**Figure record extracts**
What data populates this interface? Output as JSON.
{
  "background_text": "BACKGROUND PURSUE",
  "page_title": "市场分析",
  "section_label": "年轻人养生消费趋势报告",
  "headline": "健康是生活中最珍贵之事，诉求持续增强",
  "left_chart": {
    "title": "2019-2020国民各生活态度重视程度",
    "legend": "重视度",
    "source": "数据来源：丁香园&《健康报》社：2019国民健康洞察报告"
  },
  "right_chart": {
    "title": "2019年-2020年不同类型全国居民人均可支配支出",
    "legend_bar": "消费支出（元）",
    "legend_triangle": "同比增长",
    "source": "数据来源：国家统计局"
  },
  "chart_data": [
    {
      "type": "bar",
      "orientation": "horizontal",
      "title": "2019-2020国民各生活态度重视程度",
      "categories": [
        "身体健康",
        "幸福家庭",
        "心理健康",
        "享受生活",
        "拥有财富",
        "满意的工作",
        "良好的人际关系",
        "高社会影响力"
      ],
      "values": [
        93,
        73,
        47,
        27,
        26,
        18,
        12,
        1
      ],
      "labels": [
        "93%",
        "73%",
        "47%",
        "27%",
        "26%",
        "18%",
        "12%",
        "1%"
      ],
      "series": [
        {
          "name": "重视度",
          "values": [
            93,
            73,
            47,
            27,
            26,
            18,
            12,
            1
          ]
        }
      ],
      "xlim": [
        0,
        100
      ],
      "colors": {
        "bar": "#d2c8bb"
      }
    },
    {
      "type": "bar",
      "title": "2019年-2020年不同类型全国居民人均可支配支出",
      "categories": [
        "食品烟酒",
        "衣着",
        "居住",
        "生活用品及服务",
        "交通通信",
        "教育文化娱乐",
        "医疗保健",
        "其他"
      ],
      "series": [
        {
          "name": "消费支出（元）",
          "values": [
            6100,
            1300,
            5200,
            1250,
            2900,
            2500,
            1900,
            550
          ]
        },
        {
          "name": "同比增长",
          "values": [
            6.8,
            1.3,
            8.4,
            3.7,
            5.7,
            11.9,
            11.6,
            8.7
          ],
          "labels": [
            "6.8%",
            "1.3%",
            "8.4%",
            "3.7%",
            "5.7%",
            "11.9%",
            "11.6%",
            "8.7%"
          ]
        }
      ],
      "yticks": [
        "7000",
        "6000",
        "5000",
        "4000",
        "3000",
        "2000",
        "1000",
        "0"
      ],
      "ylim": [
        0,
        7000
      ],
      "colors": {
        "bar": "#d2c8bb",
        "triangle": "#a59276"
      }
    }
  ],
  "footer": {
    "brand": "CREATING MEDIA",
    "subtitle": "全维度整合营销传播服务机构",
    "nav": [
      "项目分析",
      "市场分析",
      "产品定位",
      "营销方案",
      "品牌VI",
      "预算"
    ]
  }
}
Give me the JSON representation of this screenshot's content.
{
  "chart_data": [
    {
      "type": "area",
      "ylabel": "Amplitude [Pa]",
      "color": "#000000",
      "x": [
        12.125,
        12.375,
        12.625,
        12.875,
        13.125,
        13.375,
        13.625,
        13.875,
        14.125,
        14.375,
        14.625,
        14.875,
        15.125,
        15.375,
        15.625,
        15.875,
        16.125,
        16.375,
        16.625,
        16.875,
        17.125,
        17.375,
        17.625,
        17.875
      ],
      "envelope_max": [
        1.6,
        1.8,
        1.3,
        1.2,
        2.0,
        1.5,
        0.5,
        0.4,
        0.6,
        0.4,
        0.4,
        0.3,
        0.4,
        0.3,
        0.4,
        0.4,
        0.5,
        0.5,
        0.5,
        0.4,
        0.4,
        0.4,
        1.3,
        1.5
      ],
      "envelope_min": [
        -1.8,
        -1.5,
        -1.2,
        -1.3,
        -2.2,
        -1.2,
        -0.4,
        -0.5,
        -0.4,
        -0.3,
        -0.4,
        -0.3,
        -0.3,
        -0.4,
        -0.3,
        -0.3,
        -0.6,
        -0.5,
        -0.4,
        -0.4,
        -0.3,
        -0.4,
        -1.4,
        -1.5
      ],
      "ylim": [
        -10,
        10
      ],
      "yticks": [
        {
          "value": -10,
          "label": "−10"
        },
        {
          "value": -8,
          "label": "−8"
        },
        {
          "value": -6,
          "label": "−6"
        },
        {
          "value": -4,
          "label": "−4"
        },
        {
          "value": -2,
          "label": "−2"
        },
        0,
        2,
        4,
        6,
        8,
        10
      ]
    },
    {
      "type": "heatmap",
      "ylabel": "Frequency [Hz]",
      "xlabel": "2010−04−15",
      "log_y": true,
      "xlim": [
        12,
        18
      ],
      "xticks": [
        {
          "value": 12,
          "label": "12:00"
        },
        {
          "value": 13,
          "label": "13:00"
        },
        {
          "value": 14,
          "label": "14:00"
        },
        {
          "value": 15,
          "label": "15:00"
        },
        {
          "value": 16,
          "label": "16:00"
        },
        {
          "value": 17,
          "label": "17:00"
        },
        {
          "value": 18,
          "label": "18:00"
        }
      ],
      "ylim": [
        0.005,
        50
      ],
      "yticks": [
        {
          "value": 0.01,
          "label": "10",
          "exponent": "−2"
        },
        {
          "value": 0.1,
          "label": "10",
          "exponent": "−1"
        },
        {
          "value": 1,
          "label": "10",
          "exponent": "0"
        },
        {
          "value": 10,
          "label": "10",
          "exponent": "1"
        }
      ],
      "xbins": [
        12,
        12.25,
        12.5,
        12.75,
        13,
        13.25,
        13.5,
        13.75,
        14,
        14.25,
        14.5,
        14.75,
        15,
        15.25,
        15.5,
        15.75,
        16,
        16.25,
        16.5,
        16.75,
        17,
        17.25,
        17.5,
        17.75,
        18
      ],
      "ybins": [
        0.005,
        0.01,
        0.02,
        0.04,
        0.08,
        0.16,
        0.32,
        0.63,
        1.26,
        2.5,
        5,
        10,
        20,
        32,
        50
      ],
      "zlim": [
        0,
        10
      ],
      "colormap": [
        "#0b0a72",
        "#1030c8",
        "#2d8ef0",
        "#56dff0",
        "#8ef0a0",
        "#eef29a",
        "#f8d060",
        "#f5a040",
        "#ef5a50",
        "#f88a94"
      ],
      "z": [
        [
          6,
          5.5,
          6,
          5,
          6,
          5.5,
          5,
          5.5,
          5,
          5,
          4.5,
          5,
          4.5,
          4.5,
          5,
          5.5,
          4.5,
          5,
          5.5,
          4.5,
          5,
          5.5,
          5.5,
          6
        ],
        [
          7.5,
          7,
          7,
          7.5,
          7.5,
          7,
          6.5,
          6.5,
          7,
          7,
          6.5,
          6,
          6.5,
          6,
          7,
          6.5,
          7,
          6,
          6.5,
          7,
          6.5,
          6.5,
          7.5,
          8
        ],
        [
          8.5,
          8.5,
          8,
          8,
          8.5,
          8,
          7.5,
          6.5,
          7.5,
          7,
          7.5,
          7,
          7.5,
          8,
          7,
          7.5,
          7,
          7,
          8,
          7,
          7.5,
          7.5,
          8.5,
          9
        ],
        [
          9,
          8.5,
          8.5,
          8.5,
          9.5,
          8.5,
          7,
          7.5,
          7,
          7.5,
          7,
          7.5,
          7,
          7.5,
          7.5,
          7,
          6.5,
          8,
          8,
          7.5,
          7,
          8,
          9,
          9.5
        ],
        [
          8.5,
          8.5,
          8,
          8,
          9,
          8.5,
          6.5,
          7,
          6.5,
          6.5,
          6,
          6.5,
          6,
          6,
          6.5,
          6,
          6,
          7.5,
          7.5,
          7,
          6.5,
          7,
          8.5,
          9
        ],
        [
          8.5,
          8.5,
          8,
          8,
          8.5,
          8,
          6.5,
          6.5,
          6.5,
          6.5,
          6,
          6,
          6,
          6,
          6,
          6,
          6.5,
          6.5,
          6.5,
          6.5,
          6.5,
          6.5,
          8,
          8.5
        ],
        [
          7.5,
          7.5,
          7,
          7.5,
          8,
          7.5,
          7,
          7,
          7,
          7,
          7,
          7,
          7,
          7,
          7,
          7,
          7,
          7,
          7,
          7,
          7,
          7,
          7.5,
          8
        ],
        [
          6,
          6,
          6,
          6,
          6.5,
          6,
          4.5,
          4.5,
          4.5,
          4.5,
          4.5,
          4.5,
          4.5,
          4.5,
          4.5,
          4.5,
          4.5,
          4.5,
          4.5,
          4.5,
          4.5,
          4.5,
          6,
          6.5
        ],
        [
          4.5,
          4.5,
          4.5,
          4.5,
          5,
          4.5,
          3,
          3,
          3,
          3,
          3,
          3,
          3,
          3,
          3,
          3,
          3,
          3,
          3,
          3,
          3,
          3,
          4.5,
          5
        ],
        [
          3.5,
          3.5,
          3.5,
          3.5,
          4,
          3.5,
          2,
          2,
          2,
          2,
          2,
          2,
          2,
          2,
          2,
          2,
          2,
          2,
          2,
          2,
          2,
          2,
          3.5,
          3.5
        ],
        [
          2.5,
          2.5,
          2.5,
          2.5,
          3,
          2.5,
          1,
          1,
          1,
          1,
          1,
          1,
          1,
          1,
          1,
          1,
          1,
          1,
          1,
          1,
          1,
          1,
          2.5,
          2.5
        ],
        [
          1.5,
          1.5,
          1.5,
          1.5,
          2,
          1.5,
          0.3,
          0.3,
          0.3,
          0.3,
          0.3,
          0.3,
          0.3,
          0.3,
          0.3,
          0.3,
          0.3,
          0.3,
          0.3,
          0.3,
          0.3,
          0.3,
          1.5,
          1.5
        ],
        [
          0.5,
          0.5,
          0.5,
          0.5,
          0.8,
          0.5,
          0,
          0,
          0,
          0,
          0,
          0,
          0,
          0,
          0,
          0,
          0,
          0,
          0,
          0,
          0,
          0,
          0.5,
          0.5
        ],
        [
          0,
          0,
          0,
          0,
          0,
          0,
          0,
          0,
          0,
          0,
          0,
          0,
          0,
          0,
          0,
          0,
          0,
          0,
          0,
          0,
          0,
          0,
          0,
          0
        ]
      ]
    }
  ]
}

**YOUR TASK**
State how many lines of the records above contain the word "this", giving only that number.

**WORKED SOLUTION**
2